# Stated exercise
Quote all of the data that follows exactly as written, skipping the images.

Collection entries:
····················

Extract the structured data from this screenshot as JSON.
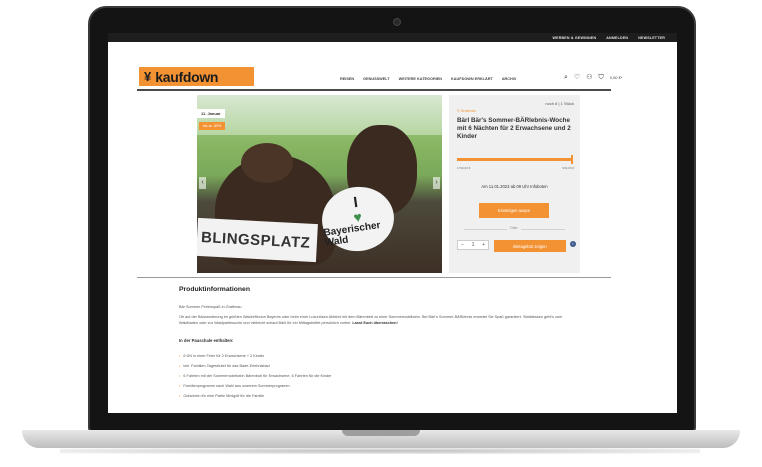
{
  "topbar": {
    "gift": "WERBEN & GEWINNEN",
    "login": "ANMELDEN",
    "newsletter": "NEWSLETTER"
  },
  "logo": {
    "text": "kaufdown"
  },
  "nav": [
    "REISEN",
    "GENUSSWELT",
    "WEITERE KATEGORIEN",
    "KAUFDOWN ERKLÄRT",
    "ARCHIV"
  ],
  "header_icons": [
    "search-icon",
    "heart-icon",
    "user-icon",
    "cart-icon"
  ],
  "cart_total": "0,00 €*",
  "hero": {
    "date": "11. Januar",
    "badge": "bis zu -50%",
    "sign": "BLINGSPLATZ",
    "ball_i": "I",
    "ball_heart": "♥",
    "ball_text": "Bayerischer Wald"
  },
  "offer": {
    "stock": "noch 8 | 1 Stück",
    "location": "Grafenau",
    "title": "Bärl Bär's Sommer-BÄRlebnis-Woche mit 6 Nächten für 2 Erwachsene und 2 Kinder",
    "progress": 1.0,
    "price_start": "1790,00 €",
    "price_end": "939,00 €",
    "end_note": "Am 11.01.2023 ab 09 Uhr Infoboten",
    "main_button": "Einsteigen auspe",
    "or": "Oder",
    "qty": "1",
    "cart_button": "Bietagebot zeigen"
  },
  "content": {
    "heading": "Produktinformationen",
    "line1": "Bär Sommer Ferienspaß in Grafenau",
    "para": "Ob auf der Bärwanderung im größten Waldreflexion Bayerns oder beim einer Luxuriösen Abfahrt mit dem Bärenbett zu einer Sommerrodelbahn. Bei Bärl's Sommer-BÄRlebnis erwartet Sie Spaß garantiert. Stattdessen geht's zum Waldbaden oder zur Waldpartiesuche und vielleicht schaut Bärli für ein Mittagsbüffet persönlich vorbei.",
    "para_bold": "Lasst Euch überraschen!",
    "sub": "In der Pauschale enthalten:",
    "items": [
      "6 ÜN in einer Feier für 2 Erwachsene + 2 Kinder",
      "inkl. Familien-Tagesticket für das Bade-Erlebnisbad",
      "6 Fahrten mit der Sommerrodelbahn Bärenbob für Erwachsene, 6 Fahrten für die Kinder",
      "Familienprogramm nach Wahl aus unserem Sommerprogramm",
      "Gutschein für eine Partie Minigolf für die Familie"
    ]
  }
}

····················

# The result
Extract the structured data from this screenshot as JSON.
{
  "topbar": {
    "gift": "WERBEN & GEWINNEN",
    "login": "ANMELDEN",
    "newsletter": "NEWSLETTER"
  },
  "logo": {
    "text": "kaufdown"
  },
  "nav": [
    "REISEN",
    "GENUSSWELT",
    "WEITERE KATEGORIEN",
    "KAUFDOWN ERKLÄRT",
    "ARCHIV"
  ],
  "header_icons": [
    "search-icon",
    "heart-icon",
    "user-icon",
    "cart-icon"
  ],
  "cart_total": "0,00 €*",
  "hero": {
    "date": "11. Januar",
    "badge": "bis zu -50%",
    "sign": "BLINGSPLATZ",
    "ball_i": "I",
    "ball_heart": "♥",
    "ball_text": "Bayerischer Wald"
  },
  "offer": {
    "stock": "noch 8 | 1 Stück",
    "location": "Grafenau",
    "title": "Bärl Bär's Sommer-BÄRlebnis-Woche mit 6 Nächten für 2 Erwachsene und 2 Kinder",
    "progress": 1.0,
    "price_start": "1790,00 €",
    "price_end": "939,00 €",
    "end_note": "Am 11.01.2023 ab 09 Uhr Infoboten",
    "main_button": "Einsteigen auspe",
    "or": "Oder",
    "qty": "1",
    "cart_button": "Bietagebot zeigen"
  },
  "content": {
    "heading": "Produktinformationen",
    "line1": "Bär Sommer Ferienspaß in Grafenau",
    "para": "Ob auf der Bärwanderung im größten Waldreflexion Bayerns oder beim einer Luxuriösen Abfahrt mit dem Bärenbett zu einer Sommerrodelbahn. Bei Bärl's Sommer-BÄRlebnis erwartet Sie Spaß garantiert. Stattdessen geht's zum Waldbaden oder zur Waldpartiesuche und vielleicht schaut Bärli für ein Mittagsbüffet persönlich vorbei.",
    "para_bold": "Lasst Euch überraschen!",
    "sub": "In der Pauschale enthalten:",
    "items": [
      "6 ÜN in einer Feier für 2 Erwachsene + 2 Kinder",
      "inkl. Familien-Tagesticket für das Bade-Erlebnisbad",
      "6 Fahrten mit der Sommerrodelbahn Bärenbob für Erwachsene, 6 Fahrten für die Kinder",
      "Familienprogramm nach Wahl aus unserem Sommerprogramm",
      "Gutschein für eine Partie Minigolf für die Familie"
    ]
  }
}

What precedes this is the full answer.